**PROBLEM DESCRIPTION**: Identify, in the records below, every line where the string "heading" appears, and copy each such line.

START DATASET ENTRIES

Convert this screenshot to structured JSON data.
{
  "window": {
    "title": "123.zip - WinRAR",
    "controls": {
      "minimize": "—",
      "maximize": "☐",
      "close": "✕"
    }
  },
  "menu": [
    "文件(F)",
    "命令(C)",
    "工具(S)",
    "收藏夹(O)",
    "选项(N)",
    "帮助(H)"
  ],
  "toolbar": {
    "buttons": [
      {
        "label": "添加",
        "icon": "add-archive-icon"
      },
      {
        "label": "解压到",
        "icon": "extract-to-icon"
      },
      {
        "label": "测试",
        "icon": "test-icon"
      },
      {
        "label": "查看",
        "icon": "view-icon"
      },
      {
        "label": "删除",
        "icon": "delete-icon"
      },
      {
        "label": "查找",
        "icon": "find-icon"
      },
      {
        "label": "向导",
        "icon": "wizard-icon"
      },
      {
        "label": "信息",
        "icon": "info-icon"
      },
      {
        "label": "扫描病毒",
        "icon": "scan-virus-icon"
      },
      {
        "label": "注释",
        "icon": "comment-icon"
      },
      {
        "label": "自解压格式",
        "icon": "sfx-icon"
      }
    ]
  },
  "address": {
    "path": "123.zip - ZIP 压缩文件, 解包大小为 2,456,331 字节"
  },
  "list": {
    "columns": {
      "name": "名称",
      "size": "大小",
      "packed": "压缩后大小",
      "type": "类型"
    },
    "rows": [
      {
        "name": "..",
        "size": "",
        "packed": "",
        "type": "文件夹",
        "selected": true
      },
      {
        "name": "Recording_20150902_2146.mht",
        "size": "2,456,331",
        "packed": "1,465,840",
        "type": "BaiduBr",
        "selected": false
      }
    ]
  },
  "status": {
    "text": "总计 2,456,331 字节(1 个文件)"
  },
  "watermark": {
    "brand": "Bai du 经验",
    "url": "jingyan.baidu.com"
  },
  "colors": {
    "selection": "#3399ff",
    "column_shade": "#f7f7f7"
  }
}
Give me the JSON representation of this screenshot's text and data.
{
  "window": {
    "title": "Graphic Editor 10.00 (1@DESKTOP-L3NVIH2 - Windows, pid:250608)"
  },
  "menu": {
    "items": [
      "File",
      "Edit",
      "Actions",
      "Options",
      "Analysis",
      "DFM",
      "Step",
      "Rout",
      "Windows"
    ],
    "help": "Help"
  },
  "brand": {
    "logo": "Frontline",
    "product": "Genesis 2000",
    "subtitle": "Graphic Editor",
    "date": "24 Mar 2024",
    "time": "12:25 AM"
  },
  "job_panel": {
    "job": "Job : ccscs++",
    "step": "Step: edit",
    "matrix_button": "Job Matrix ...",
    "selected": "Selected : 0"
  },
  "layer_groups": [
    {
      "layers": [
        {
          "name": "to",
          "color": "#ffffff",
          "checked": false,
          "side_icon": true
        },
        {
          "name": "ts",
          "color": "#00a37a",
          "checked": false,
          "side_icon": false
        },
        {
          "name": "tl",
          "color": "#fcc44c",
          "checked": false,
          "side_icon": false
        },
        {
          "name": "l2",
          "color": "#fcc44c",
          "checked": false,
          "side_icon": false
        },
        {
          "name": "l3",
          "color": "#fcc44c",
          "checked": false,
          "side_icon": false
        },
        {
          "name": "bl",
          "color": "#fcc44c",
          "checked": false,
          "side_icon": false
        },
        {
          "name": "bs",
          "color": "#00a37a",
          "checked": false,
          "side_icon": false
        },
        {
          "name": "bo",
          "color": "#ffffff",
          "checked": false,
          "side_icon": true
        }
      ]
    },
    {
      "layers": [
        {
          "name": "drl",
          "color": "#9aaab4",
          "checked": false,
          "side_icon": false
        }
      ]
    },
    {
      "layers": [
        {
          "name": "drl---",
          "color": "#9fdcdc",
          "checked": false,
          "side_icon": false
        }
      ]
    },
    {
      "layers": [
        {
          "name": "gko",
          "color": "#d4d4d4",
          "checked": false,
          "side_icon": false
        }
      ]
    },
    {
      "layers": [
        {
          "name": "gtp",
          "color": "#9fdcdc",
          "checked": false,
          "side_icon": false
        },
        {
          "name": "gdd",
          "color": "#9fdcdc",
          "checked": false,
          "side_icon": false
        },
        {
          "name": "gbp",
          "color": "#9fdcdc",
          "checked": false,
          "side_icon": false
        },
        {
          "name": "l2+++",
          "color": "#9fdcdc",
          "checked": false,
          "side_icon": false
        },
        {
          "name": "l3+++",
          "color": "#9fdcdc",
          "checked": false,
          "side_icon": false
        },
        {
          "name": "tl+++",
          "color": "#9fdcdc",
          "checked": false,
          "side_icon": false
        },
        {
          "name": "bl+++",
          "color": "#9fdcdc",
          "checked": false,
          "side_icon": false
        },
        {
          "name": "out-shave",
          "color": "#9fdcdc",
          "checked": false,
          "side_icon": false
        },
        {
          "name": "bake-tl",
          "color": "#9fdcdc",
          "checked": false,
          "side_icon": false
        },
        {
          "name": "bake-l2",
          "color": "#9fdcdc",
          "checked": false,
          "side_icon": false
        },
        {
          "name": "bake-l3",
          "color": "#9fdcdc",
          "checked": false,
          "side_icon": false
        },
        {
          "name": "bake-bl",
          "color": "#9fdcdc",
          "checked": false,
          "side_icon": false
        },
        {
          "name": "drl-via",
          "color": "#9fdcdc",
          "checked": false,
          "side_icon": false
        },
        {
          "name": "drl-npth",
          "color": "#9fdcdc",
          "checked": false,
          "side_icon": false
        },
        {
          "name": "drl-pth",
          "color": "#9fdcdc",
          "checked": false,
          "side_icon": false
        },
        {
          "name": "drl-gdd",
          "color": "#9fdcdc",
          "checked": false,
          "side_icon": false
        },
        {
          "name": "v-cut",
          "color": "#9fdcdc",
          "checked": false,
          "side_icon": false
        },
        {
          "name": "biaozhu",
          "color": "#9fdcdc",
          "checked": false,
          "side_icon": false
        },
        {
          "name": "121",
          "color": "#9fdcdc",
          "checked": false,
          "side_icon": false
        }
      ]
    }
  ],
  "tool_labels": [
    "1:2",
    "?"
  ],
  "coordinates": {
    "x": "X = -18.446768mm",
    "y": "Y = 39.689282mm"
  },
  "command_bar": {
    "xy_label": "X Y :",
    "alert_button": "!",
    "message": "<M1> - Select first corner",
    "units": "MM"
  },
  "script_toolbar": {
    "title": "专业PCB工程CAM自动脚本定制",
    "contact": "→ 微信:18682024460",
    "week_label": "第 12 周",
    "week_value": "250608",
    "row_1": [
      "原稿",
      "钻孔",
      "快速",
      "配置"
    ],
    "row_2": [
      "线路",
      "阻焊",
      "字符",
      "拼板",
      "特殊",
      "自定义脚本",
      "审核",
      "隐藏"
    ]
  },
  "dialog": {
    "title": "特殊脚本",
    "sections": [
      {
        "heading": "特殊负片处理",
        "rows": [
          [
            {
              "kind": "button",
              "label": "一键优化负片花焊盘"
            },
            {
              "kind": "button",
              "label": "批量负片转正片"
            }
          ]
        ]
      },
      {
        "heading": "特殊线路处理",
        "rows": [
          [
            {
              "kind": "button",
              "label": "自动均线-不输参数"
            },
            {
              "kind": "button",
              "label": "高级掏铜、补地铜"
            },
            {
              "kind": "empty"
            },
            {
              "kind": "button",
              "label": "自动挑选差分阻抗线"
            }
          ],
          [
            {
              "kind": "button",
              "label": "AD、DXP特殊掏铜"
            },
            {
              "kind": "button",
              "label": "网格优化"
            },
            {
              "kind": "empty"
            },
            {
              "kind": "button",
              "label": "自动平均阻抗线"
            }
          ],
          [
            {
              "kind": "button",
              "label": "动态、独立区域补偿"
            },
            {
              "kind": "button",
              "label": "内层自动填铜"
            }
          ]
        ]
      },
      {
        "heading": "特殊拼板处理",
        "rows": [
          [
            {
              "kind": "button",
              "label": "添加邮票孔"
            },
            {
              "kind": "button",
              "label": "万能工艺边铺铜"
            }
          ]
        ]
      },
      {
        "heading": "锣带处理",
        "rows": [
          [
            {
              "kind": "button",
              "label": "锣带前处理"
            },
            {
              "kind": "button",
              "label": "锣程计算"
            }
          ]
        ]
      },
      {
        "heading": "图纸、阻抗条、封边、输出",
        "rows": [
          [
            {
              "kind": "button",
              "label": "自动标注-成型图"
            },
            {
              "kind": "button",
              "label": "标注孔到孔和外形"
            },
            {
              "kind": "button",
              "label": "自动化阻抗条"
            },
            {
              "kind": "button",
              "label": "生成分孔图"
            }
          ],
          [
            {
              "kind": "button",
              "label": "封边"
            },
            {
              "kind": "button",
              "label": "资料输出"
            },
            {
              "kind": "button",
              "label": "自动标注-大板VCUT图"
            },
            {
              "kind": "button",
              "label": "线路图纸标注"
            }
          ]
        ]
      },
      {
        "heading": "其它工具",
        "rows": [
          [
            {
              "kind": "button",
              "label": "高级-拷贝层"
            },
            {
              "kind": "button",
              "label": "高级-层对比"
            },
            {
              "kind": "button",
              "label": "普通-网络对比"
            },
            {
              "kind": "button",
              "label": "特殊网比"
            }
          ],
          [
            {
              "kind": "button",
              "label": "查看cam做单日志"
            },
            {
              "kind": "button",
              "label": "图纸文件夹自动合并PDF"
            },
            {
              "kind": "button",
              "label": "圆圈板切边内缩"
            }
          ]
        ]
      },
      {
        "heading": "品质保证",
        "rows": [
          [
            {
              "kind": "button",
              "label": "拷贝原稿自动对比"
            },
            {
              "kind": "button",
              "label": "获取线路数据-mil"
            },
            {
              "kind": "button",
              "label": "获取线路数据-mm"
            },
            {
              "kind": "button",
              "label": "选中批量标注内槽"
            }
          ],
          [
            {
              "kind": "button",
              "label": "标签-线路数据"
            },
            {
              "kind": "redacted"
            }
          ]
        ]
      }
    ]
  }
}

END DATASET ENTRIES

**RESULT OF THE TASK**:
        "heading": "特殊负片处理",
        "heading": "特殊线路处理",
        "heading": "特殊拼板处理",
        "heading": "锣带处理",
        "heading": "图纸、阻抗条、封边、输出",
        "heading": "其它工具",
        "heading": "品质保证",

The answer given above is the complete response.